(A block of data)
****************************************
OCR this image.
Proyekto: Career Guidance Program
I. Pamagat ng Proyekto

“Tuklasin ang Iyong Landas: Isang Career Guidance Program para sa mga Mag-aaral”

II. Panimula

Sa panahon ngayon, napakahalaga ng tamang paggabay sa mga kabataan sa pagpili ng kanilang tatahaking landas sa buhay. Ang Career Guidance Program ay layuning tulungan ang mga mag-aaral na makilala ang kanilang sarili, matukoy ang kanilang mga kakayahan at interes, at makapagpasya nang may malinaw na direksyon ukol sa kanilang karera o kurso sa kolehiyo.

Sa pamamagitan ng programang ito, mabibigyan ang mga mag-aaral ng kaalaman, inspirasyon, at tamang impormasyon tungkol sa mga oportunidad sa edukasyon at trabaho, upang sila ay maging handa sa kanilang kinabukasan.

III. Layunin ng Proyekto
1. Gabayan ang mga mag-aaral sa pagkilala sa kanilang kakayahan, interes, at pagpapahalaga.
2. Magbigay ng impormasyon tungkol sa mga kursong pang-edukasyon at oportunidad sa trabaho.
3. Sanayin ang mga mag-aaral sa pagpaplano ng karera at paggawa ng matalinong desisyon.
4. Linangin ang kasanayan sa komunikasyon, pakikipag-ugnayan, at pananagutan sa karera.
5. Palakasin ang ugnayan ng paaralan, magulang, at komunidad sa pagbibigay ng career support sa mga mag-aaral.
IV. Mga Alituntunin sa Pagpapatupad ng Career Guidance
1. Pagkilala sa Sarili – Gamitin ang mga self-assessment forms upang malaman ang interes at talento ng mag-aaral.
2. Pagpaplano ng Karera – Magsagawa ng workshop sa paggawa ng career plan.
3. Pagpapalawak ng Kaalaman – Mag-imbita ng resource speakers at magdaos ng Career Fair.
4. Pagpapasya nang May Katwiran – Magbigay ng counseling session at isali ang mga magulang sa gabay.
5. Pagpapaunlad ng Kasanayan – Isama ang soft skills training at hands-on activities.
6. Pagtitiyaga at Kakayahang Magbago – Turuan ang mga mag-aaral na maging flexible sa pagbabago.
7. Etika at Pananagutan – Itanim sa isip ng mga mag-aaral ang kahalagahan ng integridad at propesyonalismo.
****************************************
YOUR TASK -
Using the material above, work out how many lines contain the string "Magbigay". Give that number alone.

FINAL ANSWER -
2